● Dataset rows about figures
*-*-*

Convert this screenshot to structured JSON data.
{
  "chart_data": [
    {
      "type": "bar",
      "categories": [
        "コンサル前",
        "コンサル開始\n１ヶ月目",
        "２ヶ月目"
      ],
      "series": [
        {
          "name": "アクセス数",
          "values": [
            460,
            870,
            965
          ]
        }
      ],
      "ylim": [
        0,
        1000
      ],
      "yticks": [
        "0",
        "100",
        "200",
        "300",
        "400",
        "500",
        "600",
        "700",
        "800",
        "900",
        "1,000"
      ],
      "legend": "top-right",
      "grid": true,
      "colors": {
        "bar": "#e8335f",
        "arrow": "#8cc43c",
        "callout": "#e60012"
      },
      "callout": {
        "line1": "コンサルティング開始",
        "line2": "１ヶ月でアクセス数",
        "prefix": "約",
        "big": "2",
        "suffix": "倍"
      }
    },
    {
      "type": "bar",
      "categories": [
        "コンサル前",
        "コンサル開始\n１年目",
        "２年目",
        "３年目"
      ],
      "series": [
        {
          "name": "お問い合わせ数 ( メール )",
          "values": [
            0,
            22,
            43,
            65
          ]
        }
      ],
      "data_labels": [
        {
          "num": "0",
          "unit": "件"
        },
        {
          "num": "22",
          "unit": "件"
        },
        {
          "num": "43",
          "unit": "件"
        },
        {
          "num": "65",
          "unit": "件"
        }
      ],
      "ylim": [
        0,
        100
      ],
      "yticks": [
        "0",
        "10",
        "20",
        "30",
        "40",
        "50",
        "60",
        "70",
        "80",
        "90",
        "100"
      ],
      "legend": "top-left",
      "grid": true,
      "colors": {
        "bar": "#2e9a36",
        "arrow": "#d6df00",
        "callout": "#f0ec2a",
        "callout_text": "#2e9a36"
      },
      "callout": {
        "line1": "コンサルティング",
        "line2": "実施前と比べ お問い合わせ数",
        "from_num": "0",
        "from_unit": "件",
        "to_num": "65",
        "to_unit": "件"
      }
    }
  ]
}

*-*-*

● WRITTEN PROBLEM
Each line in the material above must be retyped without alteration.

● RESPONSE
Convert this screenshot to structured JSON data.
{
  "chart_data": [
    {
      "type": "bar",
      "categories": [
        "コンサル前",
        "コンサル開始\n１ヶ月目",
        "２ヶ月目"
      ],
      "series": [
        {
          "name": "アクセス数",
          "values": [
            460,
            870,
            965
          ]
        }
      ],
      "ylim": [
        0,
        1000
      ],
      "yticks": [
        "0",
        "100",
        "200",
        "300",
        "400",
        "500",
        "600",
        "700",
        "800",
        "900",
        "1,000"
      ],
      "legend": "top-right",
      "grid": true,
      "colors": {
        "bar": "#e8335f",
        "arrow": "#8cc43c",
        "callout": "#e60012"
      },
      "callout": {
        "line1": "コンサルティング開始",
        "line2": "１ヶ月でアクセス数",
        "prefix": "約",
        "big": "2",
        "suffix": "倍"
      }
    },
    {
      "type": "bar",
      "categories": [
        "コンサル前",
        "コンサル開始\n１年目",
        "２年目",
        "３年目"
      ],
      "series": [
        {
          "name": "お問い合わせ数 ( メール )",
          "values": [
            0,
            22,
            43,
            65
          ]
        }
      ],
      "data_labels": [
        {
          "num": "0",
          "unit": "件"
        },
        {
          "num": "22",
          "unit": "件"
        },
        {
          "num": "43",
          "unit": "件"
        },
        {
          "num": "65",
          "unit": "件"
        }
      ],
      "ylim": [
        0,
        100
      ],
      "yticks": [
        "0",
        "10",
        "20",
        "30",
        "40",
        "50",
        "60",
        "70",
        "80",
        "90",
        "100"
      ],
      "legend": "top-left",
      "grid": true,
      "colors": {
        "bar": "#2e9a36",
        "arrow": "#d6df00",
        "callout": "#f0ec2a",
        "callout_text": "#2e9a36"
      },
      "callout": {
        "line1": "コンサルティング",
        "line2": "実施前と比べ お問い合わせ数",
        "from_num": "0",
        "from_unit": "件",
        "to_num": "65",
        "to_unit": "件"
      }
    }
  ]
}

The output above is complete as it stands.